> INSTRUCTION:
Transcribe all the records with complete accuracy.

> DATA FOR PROCESSING:
########################################

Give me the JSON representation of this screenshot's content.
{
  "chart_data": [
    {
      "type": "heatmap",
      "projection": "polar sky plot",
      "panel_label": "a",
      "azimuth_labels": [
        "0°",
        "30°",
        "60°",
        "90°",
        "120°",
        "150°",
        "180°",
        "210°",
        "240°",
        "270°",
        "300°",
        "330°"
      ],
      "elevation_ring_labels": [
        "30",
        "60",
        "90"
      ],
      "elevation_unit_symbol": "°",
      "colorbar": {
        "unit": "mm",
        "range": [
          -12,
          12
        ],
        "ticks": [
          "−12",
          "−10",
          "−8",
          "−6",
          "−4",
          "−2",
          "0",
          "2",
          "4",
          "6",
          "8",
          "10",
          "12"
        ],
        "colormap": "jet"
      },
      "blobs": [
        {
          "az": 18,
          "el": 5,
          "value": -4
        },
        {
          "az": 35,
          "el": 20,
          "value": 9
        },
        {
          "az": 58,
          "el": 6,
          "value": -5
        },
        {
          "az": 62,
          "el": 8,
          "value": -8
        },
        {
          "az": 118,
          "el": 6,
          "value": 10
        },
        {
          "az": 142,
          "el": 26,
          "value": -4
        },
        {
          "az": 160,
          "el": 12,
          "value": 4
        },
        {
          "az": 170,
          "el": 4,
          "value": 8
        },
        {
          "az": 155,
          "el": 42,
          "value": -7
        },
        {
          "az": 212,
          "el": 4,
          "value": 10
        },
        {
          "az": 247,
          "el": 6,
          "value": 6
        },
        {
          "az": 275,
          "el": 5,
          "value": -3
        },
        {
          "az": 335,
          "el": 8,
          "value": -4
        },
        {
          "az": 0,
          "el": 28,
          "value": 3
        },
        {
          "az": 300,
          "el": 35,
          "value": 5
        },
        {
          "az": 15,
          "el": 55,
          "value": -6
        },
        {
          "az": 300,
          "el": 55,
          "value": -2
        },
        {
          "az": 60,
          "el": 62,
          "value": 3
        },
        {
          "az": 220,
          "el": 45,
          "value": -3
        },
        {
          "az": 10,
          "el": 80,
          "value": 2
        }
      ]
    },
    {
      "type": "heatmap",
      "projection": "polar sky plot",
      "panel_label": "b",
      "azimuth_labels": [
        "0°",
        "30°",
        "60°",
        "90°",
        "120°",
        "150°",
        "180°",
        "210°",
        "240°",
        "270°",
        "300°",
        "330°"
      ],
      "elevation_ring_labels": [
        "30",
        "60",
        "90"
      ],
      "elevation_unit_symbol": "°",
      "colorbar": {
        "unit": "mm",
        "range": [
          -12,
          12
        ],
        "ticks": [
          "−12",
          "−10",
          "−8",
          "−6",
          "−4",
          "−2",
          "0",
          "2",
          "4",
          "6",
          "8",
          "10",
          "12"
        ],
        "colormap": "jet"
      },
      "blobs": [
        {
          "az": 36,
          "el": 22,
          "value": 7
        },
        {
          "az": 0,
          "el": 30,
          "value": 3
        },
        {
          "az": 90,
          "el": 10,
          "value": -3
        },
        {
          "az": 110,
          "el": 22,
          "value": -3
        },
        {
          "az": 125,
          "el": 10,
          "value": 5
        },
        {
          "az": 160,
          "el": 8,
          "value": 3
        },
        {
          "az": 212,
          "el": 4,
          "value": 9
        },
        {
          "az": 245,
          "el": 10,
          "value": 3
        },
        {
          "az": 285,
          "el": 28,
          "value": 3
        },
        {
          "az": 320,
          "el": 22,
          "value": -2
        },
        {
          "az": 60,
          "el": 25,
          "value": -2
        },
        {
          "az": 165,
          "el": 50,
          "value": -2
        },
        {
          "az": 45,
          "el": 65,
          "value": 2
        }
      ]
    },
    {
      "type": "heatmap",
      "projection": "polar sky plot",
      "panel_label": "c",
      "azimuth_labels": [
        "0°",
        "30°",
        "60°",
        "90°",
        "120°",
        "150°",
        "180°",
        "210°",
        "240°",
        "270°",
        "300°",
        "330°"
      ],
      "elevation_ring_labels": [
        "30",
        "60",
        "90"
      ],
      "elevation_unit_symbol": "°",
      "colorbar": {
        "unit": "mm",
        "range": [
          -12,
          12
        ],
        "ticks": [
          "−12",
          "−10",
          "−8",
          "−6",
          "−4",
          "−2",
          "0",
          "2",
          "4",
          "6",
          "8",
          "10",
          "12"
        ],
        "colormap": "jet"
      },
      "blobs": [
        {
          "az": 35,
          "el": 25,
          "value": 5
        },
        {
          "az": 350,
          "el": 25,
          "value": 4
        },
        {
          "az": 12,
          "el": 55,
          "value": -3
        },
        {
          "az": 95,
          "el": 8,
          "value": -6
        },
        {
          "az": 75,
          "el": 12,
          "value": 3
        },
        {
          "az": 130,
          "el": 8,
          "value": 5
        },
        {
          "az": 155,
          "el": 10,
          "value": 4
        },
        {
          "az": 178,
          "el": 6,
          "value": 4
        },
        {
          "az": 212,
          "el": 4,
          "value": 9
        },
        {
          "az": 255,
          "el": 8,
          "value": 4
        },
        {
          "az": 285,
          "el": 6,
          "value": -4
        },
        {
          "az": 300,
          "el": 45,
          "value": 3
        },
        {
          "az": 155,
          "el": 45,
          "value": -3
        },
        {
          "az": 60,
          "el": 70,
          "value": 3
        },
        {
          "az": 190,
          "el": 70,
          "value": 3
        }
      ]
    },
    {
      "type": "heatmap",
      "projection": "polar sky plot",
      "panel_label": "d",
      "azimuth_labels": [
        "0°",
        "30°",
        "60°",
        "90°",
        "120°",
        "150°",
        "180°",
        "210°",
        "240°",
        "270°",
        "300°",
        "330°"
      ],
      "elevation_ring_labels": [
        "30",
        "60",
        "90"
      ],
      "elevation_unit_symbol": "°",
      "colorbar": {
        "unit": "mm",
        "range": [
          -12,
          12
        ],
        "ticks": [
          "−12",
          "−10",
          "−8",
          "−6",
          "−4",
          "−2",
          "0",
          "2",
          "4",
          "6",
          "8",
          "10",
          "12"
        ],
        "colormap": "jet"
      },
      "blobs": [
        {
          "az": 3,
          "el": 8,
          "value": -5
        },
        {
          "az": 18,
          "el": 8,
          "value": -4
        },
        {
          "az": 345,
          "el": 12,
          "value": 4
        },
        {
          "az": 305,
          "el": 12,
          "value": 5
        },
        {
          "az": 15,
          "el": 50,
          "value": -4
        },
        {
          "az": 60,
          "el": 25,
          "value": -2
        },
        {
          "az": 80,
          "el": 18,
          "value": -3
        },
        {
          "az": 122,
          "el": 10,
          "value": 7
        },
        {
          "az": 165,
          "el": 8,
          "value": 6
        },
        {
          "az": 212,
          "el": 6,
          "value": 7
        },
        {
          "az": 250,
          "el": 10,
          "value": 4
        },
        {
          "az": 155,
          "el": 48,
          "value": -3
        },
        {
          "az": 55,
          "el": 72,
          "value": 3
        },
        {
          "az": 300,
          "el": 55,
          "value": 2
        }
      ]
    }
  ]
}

########################################

> SOLUTION TO THIS PROBLEM:
Give me the JSON representation of this screenshot's content.
{
  "chart_data": [
    {
      "type": "heatmap",
      "projection": "polar sky plot",
      "panel_label": "a",
      "azimuth_labels": [
        "0°",
        "30°",
        "60°",
        "90°",
        "120°",
        "150°",
        "180°",
        "210°",
        "240°",
        "270°",
        "300°",
        "330°"
      ],
      "elevation_ring_labels": [
        "30",
        "60",
        "90"
      ],
      "elevation_unit_symbol": "°",
      "colorbar": {
        "unit": "mm",
        "range": [
          -12,
          12
        ],
        "ticks": [
          "−12",
          "−10",
          "−8",
          "−6",
          "−4",
          "−2",
          "0",
          "2",
          "4",
          "6",
          "8",
          "10",
          "12"
        ],
        "colormap": "jet"
      },
      "blobs": [
        {
          "az": 18,
          "el": 5,
          "value": -4
        },
        {
          "az": 35,
          "el": 20,
          "value": 9
        },
        {
          "az": 58,
          "el": 6,
          "value": -5
        },
        {
          "az": 62,
          "el": 8,
          "value": -8
        },
        {
          "az": 118,
          "el": 6,
          "value": 10
        },
        {
          "az": 142,
          "el": 26,
          "value": -4
        },
        {
          "az": 160,
          "el": 12,
          "value": 4
        },
        {
          "az": 170,
          "el": 4,
          "value": 8
        },
        {
          "az": 155,
          "el": 42,
          "value": -7
        },
        {
          "az": 212,
          "el": 4,
          "value": 10
        },
        {
          "az": 247,
          "el": 6,
          "value": 6
        },
        {
          "az": 275,
          "el": 5,
          "value": -3
        },
        {
          "az": 335,
          "el": 8,
          "value": -4
        },
        {
          "az": 0,
          "el": 28,
          "value": 3
        },
        {
          "az": 300,
          "el": 35,
          "value": 5
        },
        {
          "az": 15,
          "el": 55,
          "value": -6
        },
        {
          "az": 300,
          "el": 55,
          "value": -2
        },
        {
          "az": 60,
          "el": 62,
          "value": 3
        },
        {
          "az": 220,
          "el": 45,
          "value": -3
        },
        {
          "az": 10,
          "el": 80,
          "value": 2
        }
      ]
    },
    {
      "type": "heatmap",
      "projection": "polar sky plot",
      "panel_label": "b",
      "azimuth_labels": [
        "0°",
        "30°",
        "60°",
        "90°",
        "120°",
        "150°",
        "180°",
        "210°",
        "240°",
        "270°",
        "300°",
        "330°"
      ],
      "elevation_ring_labels": [
        "30",
        "60",
        "90"
      ],
      "elevation_unit_symbol": "°",
      "colorbar": {
        "unit": "mm",
        "range": [
          -12,
          12
        ],
        "ticks": [
          "−12",
          "−10",
          "−8",
          "−6",
          "−4",
          "−2",
          "0",
          "2",
          "4",
          "6",
          "8",
          "10",
          "12"
        ],
        "colormap": "jet"
      },
      "blobs": [
        {
          "az": 36,
          "el": 22,
          "value": 7
        },
        {
          "az": 0,
          "el": 30,
          "value": 3
        },
        {
          "az": 90,
          "el": 10,
          "value": -3
        },
        {
          "az": 110,
          "el": 22,
          "value": -3
        },
        {
          "az": 125,
          "el": 10,
          "value": 5
        },
        {
          "az": 160,
          "el": 8,
          "value": 3
        },
        {
          "az": 212,
          "el": 4,
          "value": 9
        },
        {
          "az": 245,
          "el": 10,
          "value": 3
        },
        {
          "az": 285,
          "el": 28,
          "value": 3
        },
        {
          "az": 320,
          "el": 22,
          "value": -2
        },
        {
          "az": 60,
          "el": 25,
          "value": -2
        },
        {
          "az": 165,
          "el": 50,
          "value": -2
        },
        {
          "az": 45,
          "el": 65,
          "value": 2
        }
      ]
    },
    {
      "type": "heatmap",
      "projection": "polar sky plot",
      "panel_label": "c",
      "azimuth_labels": [
        "0°",
        "30°",
        "60°",
        "90°",
        "120°",
        "150°",
        "180°",
        "210°",
        "240°",
        "270°",
        "300°",
        "330°"
      ],
      "elevation_ring_labels": [
        "30",
        "60",
        "90"
      ],
      "elevation_unit_symbol": "°",
      "colorbar": {
        "unit": "mm",
        "range": [
          -12,
          12
        ],
        "ticks": [
          "−12",
          "−10",
          "−8",
          "−6",
          "−4",
          "−2",
          "0",
          "2",
          "4",
          "6",
          "8",
          "10",
          "12"
        ],
        "colormap": "jet"
      },
      "blobs": [
        {
          "az": 35,
          "el": 25,
          "value": 5
        },
        {
          "az": 350,
          "el": 25,
          "value": 4
        },
        {
          "az": 12,
          "el": 55,
          "value": -3
        },
        {
          "az": 95,
          "el": 8,
          "value": -6
        },
        {
          "az": 75,
          "el": 12,
          "value": 3
        },
        {
          "az": 130,
          "el": 8,
          "value": 5
        },
        {
          "az": 155,
          "el": 10,
          "value": 4
        },
        {
          "az": 178,
          "el": 6,
          "value": 4
        },
        {
          "az": 212,
          "el": 4,
          "value": 9
        },
        {
          "az": 255,
          "el": 8,
          "value": 4
        },
        {
          "az": 285,
          "el": 6,
          "value": -4
        },
        {
          "az": 300,
          "el": 45,
          "value": 3
        },
        {
          "az": 155,
          "el": 45,
          "value": -3
        },
        {
          "az": 60,
          "el": 70,
          "value": 3
        },
        {
          "az": 190,
          "el": 70,
          "value": 3
        }
      ]
    },
    {
      "type": "heatmap",
      "projection": "polar sky plot",
      "panel_label": "d",
      "azimuth_labels": [
        "0°",
        "30°",
        "60°",
        "90°",
        "120°",
        "150°",
        "180°",
        "210°",
        "240°",
        "270°",
        "300°",
        "330°"
      ],
      "elevation_ring_labels": [
        "30",
        "60",
        "90"
      ],
      "elevation_unit_symbol": "°",
      "colorbar": {
        "unit": "mm",
        "range": [
          -12,
          12
        ],
        "ticks": [
          "−12",
          "−10",
          "−8",
          "−6",
          "−4",
          "−2",
          "0",
          "2",
          "4",
          "6",
          "8",
          "10",
          "12"
        ],
        "colormap": "jet"
      },
      "blobs": [
        {
          "az": 3,
          "el": 8,
          "value": -5
        },
        {
          "az": 18,
          "el": 8,
          "value": -4
        },
        {
          "az": 345,
          "el": 12,
          "value": 4
        },
        {
          "az": 305,
          "el": 12,
          "value": 5
        },
        {
          "az": 15,
          "el": 50,
          "value": -4
        },
        {
          "az": 60,
          "el": 25,
          "value": -2
        },
        {
          "az": 80,
          "el": 18,
          "value": -3
        },
        {
          "az": 122,
          "el": 10,
          "value": 7
        },
        {
          "az": 165,
          "el": 8,
          "value": 6
        },
        {
          "az": 212,
          "el": 6,
          "value": 7
        },
        {
          "az": 250,
          "el": 10,
          "value": 4
        },
        {
          "az": 155,
          "el": 48,
          "value": -3
        },
        {
          "az": 55,
          "el": 72,
          "value": 3
        },
        {
          "az": 300,
          "el": 55,
          "value": 2
        }
      ]
    }
  ]
}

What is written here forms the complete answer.